"""

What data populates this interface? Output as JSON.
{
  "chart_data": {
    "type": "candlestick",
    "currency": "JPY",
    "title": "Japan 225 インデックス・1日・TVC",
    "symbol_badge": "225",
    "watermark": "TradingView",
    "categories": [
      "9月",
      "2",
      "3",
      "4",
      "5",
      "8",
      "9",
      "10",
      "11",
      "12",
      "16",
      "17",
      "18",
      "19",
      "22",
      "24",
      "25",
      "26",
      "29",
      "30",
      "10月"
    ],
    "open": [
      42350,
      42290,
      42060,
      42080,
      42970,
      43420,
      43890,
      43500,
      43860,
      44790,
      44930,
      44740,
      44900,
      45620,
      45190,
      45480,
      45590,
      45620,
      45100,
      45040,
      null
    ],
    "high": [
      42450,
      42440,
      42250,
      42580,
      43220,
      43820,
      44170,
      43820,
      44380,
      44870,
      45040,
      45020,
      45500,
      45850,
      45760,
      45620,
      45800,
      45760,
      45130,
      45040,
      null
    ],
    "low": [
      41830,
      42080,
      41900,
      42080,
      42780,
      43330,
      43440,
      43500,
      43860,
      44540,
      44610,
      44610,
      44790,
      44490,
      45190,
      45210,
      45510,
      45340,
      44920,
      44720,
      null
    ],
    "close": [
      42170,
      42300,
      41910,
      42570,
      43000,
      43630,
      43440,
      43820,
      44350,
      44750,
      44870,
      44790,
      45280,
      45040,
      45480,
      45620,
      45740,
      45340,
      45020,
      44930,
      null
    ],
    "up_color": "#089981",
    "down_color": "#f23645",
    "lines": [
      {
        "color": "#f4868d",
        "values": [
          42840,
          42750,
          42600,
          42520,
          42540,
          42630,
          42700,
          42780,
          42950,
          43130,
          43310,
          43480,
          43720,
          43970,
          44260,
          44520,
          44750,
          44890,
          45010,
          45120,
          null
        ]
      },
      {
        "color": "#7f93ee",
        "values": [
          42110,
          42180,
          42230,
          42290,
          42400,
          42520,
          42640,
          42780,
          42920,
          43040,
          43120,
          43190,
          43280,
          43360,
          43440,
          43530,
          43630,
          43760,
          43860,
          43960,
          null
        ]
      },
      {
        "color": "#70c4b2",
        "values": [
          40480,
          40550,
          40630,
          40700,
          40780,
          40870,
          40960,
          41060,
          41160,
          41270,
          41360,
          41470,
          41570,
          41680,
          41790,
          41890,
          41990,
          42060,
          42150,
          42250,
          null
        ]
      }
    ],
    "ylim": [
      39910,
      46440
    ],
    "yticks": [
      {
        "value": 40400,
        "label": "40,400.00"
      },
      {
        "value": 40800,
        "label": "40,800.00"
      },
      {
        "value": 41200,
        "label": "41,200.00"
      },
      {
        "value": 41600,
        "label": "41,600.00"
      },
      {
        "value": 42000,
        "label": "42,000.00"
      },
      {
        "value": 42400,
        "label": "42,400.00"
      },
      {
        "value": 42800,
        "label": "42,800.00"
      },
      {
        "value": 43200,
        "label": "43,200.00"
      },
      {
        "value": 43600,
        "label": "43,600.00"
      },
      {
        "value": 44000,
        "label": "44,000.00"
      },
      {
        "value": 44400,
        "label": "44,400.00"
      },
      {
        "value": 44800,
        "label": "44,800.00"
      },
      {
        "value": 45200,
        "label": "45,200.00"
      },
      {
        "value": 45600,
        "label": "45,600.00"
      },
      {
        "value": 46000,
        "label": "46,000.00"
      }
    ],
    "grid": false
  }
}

"""

Aim:
Reproduce the records word for word.

Solution for this exercise:
What data populates this interface? Output as JSON.
{
  "chart_data": {
    "type": "candlestick",
    "currency": "JPY",
    "title": "Japan 225 インデックス・1日・TVC",
    "symbol_badge": "225",
    "watermark": "TradingView",
    "categories": [
      "9月",
      "2",
      "3",
      "4",
      "5",
      "8",
      "9",
      "10",
      "11",
      "12",
      "16",
      "17",
      "18",
      "19",
      "22",
      "24",
      "25",
      "26",
      "29",
      "30",
      "10月"
    ],
    "open": [
      42350,
      42290,
      42060,
      42080,
      42970,
      43420,
      43890,
      43500,
      43860,
      44790,
      44930,
      44740,
      44900,
      45620,
      45190,
      45480,
      45590,
      45620,
      45100,
      45040,
      null
    ],
    "high": [
      42450,
      42440,
      42250,
      42580,
      43220,
      43820,
      44170,
      43820,
      44380,
      44870,
      45040,
      45020,
      45500,
      45850,
      45760,
      45620,
      45800,
      45760,
      45130,
      45040,
      null
    ],
    "low": [
      41830,
      42080,
      41900,
      42080,
      42780,
      43330,
      43440,
      43500,
      43860,
      44540,
      44610,
      44610,
      44790,
      44490,
      45190,
      45210,
      45510,
      45340,
      44920,
      44720,
      null
    ],
    "close": [
      42170,
      42300,
      41910,
      42570,
      43000,
      43630,
      43440,
      43820,
      44350,
      44750,
      44870,
      44790,
      45280,
      45040,
      45480,
      45620,
      45740,
      45340,
      45020,
      44930,
      null
    ],
    "up_color": "#089981",
    "down_color": "#f23645",
    "lines": [
      {
        "color": "#f4868d",
        "values": [
          42840,
          42750,
          42600,
          42520,
          42540,
          42630,
          42700,
          42780,
          42950,
          43130,
          43310,
          43480,
          43720,
          43970,
          44260,
          44520,
          44750,
          44890,
          45010,
          45120,
          null
        ]
      },
      {
        "color": "#7f93ee",
        "values": [
          42110,
          42180,
          42230,
          42290,
          42400,
          42520,
          42640,
          42780,
          42920,
          43040,
          43120,
          43190,
          43280,
          43360,
          43440,
          43530,
          43630,
          43760,
          43860,
          43960,
          null
        ]
      },
      {
        "color": "#70c4b2",
        "values": [
          40480,
          40550,
          40630,
          40700,
          40780,
          40870,
          40960,
          41060,
          41160,
          41270,
          41360,
          41470,
          41570,
          41680,
          41790,
          41890,
          41990,
          42060,
          42150,
          42250,
          null
        ]
      }
    ],
    "ylim": [
      39910,
      46440
    ],
    "yticks": [
      {
        "value": 40400,
        "label": "40,400.00"
      },
      {
        "value": 40800,
        "label": "40,800.00"
      },
      {
        "value": 41200,
        "label": "41,200.00"
      },
      {
        "value": 41600,
        "label": "41,600.00"
      },
      {
        "value": 42000,
        "label": "42,000.00"
      },
      {
        "value": 42400,
        "label": "42,400.00"
      },
      {
        "value": 42800,
        "label": "42,800.00"
      },
      {
        "value": 43200,
        "label": "43,200.00"
      },
      {
        "value": 43600,
        "label": "43,600.00"
      },
      {
        "value": 44000,
        "label": "44,000.00"
      },
      {
        "value": 44400,
        "label": "44,400.00"
      },
      {
        "value": 44800,
        "label": "44,800.00"
      },
      {
        "value": 45200,
        "label": "45,200.00"
      },
      {
        "value": 45600,
        "label": "45,600.00"
      },
      {
        "value": 46000,
        "label": "46,000.00"
      }
    ],
    "grid": false
  }
}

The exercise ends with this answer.